(Chart and figure data)
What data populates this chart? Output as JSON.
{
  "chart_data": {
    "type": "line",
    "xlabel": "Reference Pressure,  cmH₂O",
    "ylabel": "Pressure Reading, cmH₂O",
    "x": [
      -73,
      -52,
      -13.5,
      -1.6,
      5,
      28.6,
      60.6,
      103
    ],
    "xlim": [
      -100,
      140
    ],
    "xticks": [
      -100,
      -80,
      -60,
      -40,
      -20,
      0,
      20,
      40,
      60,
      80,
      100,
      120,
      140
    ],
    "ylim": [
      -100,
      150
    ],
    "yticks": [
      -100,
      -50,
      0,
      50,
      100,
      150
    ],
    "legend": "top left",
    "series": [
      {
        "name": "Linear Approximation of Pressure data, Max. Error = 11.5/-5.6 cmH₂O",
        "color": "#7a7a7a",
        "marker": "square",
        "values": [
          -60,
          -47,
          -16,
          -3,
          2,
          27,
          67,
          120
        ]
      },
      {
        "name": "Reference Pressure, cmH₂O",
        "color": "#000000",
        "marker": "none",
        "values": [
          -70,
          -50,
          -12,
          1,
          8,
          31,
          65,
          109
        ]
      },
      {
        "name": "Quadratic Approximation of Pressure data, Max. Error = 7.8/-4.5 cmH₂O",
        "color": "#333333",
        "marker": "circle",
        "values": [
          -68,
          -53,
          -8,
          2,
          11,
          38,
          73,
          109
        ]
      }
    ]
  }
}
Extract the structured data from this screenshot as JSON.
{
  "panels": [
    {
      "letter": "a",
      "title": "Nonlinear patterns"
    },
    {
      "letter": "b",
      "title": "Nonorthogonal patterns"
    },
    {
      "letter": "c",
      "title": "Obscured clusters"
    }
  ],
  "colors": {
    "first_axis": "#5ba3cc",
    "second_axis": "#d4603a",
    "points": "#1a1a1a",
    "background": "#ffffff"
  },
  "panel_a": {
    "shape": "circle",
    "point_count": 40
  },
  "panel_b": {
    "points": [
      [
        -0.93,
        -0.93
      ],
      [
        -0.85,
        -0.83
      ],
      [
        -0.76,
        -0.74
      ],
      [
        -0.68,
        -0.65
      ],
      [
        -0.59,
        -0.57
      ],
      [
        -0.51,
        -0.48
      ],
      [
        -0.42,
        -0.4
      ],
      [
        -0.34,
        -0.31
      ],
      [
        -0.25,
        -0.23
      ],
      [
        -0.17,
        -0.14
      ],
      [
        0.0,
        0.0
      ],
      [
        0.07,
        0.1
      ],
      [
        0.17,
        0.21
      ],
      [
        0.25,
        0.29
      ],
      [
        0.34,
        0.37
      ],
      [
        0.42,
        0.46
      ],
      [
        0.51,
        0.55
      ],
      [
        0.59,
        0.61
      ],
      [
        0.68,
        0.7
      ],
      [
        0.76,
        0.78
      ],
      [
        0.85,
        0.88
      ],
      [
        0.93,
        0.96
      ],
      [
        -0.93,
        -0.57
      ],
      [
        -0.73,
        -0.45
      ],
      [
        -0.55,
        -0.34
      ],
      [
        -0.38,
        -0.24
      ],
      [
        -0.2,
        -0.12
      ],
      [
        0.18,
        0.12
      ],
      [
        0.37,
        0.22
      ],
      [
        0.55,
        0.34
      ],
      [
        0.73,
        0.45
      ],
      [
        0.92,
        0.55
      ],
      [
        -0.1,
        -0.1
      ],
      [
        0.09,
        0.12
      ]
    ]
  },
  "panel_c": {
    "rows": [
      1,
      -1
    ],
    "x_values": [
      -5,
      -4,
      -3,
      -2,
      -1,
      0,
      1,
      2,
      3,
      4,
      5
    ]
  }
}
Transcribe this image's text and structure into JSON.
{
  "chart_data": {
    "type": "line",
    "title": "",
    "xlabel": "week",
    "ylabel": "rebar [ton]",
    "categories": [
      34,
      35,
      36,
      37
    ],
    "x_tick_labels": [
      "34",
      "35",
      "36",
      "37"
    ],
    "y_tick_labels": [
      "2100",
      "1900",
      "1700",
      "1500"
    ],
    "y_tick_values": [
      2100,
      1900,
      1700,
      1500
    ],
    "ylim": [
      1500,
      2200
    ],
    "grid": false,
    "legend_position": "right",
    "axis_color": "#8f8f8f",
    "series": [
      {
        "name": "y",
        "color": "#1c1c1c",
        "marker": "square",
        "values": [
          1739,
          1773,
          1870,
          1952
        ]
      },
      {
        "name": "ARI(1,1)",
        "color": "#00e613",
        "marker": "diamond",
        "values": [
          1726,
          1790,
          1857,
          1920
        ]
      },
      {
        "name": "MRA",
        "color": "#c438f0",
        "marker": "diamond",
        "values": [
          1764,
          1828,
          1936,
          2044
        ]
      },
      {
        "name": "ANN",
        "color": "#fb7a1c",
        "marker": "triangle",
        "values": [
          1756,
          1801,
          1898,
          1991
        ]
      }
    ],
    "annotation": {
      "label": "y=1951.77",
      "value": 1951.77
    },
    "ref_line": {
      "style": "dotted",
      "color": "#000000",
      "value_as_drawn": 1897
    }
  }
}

Description of the task
Extract each line of the listing above, copying it word for word.

Finished task
What data populates this chart? Output as JSON.
{
  "chart_data": {
    "type": "line",
    "xlabel": "Reference Pressure,  cmH₂O",
    "ylabel": "Pressure Reading, cmH₂O",
    "x": [
      -73,
      -52,
      -13.5,
      -1.6,
      5,
      28.6,
      60.6,
      103
    ],
    "xlim": [
      -100,
      140
    ],
    "xticks": [
      -100,
      -80,
      -60,
      -40,
      -20,
      0,
      20,
      40,
      60,
      80,
      100,
      120,
      140
    ],
    "ylim": [
      -100,
      150
    ],
    "yticks": [
      -100,
      -50,
      0,
      50,
      100,
      150
    ],
    "legend": "top left",
    "series": [
      {
        "name": "Linear Approximation of Pressure data, Max. Error = 11.5/-5.6 cmH₂O",
        "color": "#7a7a7a",
        "marker": "square",
        "values": [
          -60,
          -47,
          -16,
          -3,
          2,
          27,
          67,
          120
        ]
      },
      {
        "name": "Reference Pressure, cmH₂O",
        "color": "#000000",
        "marker": "none",
        "values": [
          -70,
          -50,
          -12,
          1,
          8,
          31,
          65,
          109
        ]
      },
      {
        "name": "Quadratic Approximation of Pressure data, Max. Error = 7.8/-4.5 cmH₂O",
        "color": "#333333",
        "marker": "circle",
        "values": [
          -68,
          -53,
          -8,
          2,
          11,
          38,
          73,
          109
        ]
      }
    ]
  }
}
Extract the structured data from this screenshot as JSON.
{
  "panels": [
    {
      "letter": "a",
      "title": "Nonlinear patterns"
    },
    {
      "letter": "b",
      "title": "Nonorthogonal patterns"
    },
    {
      "letter": "c",
      "title": "Obscured clusters"
    }
  ],
  "colors": {
    "first_axis": "#5ba3cc",
    "second_axis": "#d4603a",
    "points": "#1a1a1a",
    "background": "#ffffff"
  },
  "panel_a": {
    "shape": "circle",
    "point_count": 40
  },
  "panel_b": {
    "points": [
      [
        -0.93,
        -0.93
      ],
      [
        -0.85,
        -0.83
      ],
      [
        -0.76,
        -0.74
      ],
      [
        -0.68,
        -0.65
      ],
      [
        -0.59,
        -0.57
      ],
      [
        -0.51,
        -0.48
      ],
      [
        -0.42,
        -0.4
      ],
      [
        -0.34,
        -0.31
      ],
      [
        -0.25,
        -0.23
      ],
      [
        -0.17,
        -0.14
      ],
      [
        0.0,
        0.0
      ],
      [
        0.07,
        0.1
      ],
      [
        0.17,
        0.21
      ],
      [
        0.25,
        0.29
      ],
      [
        0.34,
        0.37
      ],
      [
        0.42,
        0.46
      ],
      [
        0.51,
        0.55
      ],
      [
        0.59,
        0.61
      ],
      [
        0.68,
        0.7
      ],
      [
        0.76,
        0.78
      ],
      [
        0.85,
        0.88
      ],
      [
        0.93,
        0.96
      ],
      [
        -0.93,
        -0.57
      ],
      [
        -0.73,
        -0.45
      ],
      [
        -0.55,
        -0.34
      ],
      [
        -0.38,
        -0.24
      ],
      [
        -0.2,
        -0.12
      ],
      [
        0.18,
        0.12
      ],
      [
        0.37,
        0.22
      ],
      [
        0.55,
        0.34
      ],
      [
        0.73,
        0.45
      ],
      [
        0.92,
        0.55
      ],
      [
        -0.1,
        -0.1
      ],
      [
        0.09,
        0.12
      ]
    ]
  },
  "panel_c": {
    "rows": [
      1,
      -1
    ],
    "x_values": [
      -5,
      -4,
      -3,
      -2,
      -1,
      0,
      1,
      2,
      3,
      4,
      5
    ]
  }
}
Transcribe this image's text and structure into JSON.
{
  "chart_data": {
    "type": "line",
    "title": "",
    "xlabel": "week",
    "ylabel": "rebar [ton]",
    "categories": [
      34,
      35,
      36,
      37
    ],
    "x_tick_labels": [
      "34",
      "35",
      "36",
      "37"
    ],
    "y_tick_labels": [
      "2100",
      "1900",
      "1700",
      "1500"
    ],
    "y_tick_values": [
      2100,
      1900,
      1700,
      1500
    ],
    "ylim": [
      1500,
      2200
    ],
    "grid": false,
    "legend_position": "right",
    "axis_color": "#8f8f8f",
    "series": [
      {
        "name": "y",
        "color": "#1c1c1c",
        "marker": "square",
        "values": [
          1739,
          1773,
          1870,
          1952
        ]
      },
      {
        "name": "ARI(1,1)",
        "color": "#00e613",
        "marker": "diamond",
        "values": [
          1726,
          1790,
          1857,
          1920
        ]
      },
      {
        "name": "MRA",
        "color": "#c438f0",
        "marker": "diamond",
        "values": [
          1764,
          1828,
          1936,
          2044
        ]
      },
      {
        "name": "ANN",
        "color": "#fb7a1c",
        "marker": "triangle",
        "values": [
          1756,
          1801,
          1898,
          1991
        ]
      }
    ],
    "annotation": {
      "label": "y=1951.77",
      "value": 1951.77
    },
    "ref_line": {
      "style": "dotted",
      "color": "#000000",
      "value_as_drawn": 1897
    }
  }
}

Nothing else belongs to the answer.